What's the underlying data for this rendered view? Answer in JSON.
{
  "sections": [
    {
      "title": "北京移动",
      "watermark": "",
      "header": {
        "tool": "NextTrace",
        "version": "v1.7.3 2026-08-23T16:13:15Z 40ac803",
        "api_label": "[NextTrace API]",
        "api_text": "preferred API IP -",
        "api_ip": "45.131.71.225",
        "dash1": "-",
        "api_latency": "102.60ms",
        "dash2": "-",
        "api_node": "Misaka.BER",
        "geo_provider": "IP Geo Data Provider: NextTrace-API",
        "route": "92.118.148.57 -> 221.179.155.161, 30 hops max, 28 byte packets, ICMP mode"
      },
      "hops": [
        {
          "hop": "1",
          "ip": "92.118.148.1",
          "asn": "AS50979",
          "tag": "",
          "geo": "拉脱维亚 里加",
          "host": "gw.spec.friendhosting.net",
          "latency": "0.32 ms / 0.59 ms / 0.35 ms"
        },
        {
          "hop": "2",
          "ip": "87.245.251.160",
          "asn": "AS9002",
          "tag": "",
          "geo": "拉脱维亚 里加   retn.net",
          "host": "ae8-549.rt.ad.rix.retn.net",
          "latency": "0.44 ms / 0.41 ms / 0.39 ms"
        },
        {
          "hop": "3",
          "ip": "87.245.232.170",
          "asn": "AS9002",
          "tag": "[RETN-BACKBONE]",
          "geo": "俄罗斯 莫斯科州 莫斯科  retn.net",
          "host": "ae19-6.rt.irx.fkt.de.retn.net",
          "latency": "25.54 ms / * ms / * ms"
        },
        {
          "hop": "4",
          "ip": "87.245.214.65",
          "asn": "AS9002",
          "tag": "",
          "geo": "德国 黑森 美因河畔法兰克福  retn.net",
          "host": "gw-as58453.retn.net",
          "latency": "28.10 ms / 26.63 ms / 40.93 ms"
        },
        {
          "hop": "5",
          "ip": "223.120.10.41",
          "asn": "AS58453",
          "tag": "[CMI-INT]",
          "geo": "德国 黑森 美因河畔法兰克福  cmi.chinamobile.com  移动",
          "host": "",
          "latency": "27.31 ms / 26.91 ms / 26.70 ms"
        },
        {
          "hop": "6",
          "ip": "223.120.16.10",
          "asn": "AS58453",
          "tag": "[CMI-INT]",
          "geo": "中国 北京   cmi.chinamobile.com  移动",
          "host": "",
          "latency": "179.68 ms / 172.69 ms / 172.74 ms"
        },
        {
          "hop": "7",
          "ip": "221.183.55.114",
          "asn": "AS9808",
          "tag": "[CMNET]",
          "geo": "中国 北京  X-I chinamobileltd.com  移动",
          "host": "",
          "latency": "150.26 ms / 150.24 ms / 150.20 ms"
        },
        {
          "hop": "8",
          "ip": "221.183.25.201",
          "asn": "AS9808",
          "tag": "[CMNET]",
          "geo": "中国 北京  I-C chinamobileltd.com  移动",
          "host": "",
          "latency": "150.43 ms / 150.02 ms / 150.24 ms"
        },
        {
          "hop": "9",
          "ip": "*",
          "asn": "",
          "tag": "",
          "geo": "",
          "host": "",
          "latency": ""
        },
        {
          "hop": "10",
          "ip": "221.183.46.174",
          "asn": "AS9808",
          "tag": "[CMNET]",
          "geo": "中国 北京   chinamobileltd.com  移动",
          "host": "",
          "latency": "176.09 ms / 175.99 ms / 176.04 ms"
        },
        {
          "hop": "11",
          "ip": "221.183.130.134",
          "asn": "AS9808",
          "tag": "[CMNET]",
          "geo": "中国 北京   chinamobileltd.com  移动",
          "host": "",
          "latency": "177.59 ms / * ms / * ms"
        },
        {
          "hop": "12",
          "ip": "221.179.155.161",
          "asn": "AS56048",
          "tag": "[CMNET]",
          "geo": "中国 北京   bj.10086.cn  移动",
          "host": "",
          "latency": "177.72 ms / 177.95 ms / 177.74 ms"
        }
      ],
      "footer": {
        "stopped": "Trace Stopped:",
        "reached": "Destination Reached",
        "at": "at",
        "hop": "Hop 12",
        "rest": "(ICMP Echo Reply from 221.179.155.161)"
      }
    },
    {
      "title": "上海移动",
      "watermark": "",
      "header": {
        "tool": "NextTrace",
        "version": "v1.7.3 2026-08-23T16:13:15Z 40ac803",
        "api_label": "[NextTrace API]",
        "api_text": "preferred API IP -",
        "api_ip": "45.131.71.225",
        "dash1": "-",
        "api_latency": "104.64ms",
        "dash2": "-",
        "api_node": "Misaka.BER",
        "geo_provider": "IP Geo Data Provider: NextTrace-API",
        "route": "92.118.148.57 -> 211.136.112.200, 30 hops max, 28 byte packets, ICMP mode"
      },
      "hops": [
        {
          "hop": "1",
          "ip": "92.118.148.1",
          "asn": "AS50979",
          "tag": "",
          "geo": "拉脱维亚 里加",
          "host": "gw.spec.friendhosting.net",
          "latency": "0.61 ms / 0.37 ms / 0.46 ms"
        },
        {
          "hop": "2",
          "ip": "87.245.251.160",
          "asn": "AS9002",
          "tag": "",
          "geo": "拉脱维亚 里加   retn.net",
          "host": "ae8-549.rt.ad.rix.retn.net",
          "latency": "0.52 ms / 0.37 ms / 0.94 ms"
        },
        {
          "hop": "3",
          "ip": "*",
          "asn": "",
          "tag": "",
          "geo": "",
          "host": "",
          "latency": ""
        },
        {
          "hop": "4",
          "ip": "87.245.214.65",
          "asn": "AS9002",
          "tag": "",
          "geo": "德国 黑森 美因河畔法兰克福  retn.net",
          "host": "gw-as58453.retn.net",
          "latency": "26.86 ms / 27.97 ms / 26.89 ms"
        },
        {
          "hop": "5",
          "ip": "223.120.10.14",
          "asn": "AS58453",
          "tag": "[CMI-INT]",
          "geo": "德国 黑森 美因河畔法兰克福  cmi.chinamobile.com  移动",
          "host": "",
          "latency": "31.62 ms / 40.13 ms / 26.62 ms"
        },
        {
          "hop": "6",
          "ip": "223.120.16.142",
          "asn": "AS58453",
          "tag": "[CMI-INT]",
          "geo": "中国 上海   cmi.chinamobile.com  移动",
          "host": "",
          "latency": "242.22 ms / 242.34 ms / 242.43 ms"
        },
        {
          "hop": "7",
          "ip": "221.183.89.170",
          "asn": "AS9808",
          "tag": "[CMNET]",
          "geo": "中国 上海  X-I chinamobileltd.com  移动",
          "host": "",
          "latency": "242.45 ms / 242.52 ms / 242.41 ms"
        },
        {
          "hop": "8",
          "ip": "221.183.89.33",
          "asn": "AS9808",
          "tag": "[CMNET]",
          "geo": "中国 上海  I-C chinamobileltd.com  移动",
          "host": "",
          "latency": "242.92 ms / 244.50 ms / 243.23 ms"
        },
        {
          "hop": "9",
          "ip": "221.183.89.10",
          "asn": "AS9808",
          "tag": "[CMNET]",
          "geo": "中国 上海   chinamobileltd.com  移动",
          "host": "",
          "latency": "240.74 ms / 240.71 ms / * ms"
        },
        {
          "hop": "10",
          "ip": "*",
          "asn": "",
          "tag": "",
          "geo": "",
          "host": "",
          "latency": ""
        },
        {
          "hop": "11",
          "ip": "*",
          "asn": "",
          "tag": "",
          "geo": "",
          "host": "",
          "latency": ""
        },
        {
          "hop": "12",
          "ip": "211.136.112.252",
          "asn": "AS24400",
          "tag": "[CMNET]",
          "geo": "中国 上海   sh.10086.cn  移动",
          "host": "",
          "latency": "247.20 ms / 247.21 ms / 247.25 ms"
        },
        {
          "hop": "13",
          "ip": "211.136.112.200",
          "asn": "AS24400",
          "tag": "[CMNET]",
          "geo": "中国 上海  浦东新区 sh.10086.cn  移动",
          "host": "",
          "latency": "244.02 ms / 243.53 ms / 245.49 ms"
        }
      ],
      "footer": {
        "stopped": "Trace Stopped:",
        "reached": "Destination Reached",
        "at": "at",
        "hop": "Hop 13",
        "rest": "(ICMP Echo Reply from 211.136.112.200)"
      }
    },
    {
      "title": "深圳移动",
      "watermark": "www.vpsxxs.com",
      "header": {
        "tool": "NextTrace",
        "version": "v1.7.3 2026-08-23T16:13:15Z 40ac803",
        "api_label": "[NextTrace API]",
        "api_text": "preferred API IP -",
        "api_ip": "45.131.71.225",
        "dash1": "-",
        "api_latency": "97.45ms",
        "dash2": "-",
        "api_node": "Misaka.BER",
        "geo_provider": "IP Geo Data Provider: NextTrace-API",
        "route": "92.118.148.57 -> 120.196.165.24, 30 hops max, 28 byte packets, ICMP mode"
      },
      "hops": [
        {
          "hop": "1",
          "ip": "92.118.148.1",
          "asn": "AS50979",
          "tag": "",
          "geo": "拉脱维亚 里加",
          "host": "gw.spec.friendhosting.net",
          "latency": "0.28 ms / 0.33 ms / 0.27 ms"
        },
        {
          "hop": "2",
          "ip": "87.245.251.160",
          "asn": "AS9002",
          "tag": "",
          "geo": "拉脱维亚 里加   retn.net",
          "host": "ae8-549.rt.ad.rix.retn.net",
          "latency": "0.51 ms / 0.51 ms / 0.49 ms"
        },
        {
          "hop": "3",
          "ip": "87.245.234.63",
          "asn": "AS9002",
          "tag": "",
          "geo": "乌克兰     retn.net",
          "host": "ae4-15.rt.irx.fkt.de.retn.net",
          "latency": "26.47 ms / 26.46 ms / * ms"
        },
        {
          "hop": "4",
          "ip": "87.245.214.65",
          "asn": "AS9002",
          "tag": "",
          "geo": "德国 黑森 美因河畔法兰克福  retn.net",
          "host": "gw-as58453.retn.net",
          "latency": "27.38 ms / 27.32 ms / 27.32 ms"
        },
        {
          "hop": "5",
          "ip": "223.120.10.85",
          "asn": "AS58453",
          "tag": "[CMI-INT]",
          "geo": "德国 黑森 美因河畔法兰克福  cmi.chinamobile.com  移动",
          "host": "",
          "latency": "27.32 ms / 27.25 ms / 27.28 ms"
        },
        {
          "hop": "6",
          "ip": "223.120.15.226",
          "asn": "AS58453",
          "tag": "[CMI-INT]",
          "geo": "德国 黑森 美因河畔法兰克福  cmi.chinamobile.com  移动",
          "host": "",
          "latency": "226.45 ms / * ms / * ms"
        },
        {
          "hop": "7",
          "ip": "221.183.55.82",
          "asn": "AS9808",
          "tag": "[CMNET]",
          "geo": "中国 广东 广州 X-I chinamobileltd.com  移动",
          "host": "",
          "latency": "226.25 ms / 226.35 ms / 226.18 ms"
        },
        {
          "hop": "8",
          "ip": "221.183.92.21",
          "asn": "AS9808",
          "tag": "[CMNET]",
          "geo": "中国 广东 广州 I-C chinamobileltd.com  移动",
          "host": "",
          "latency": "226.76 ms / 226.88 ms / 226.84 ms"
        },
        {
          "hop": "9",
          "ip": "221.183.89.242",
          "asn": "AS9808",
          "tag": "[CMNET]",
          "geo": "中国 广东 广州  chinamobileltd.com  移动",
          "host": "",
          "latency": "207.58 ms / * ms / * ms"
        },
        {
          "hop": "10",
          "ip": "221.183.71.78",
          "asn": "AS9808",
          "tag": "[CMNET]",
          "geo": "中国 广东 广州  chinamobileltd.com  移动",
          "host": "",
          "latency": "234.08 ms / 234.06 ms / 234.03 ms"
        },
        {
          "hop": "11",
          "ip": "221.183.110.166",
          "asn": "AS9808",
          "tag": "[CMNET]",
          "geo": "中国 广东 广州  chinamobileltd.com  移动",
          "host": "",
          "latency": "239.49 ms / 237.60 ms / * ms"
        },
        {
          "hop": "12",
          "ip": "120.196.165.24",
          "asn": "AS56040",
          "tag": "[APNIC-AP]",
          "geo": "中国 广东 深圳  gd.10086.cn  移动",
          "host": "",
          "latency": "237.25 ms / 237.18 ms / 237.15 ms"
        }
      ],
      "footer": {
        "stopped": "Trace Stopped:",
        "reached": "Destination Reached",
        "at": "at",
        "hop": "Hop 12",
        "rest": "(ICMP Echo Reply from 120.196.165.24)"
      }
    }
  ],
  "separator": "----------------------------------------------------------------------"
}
★ ★ ★ ★ ★
Exercise> Reproduce each line of the material containing the word "packets".

Correct response>
        "route": "92.118.148.57 -> 221.179.155.161, 30 hops max, 28 byte packets, ICMP mode"
        "route": "92.118.148.57 -> 211.136.112.200, 30 hops max, 28 byte packets, ICMP mode"
        "route": "92.118.148.57 -> 120.196.165.24, 30 hops max, 28 byte packets, ICMP mode"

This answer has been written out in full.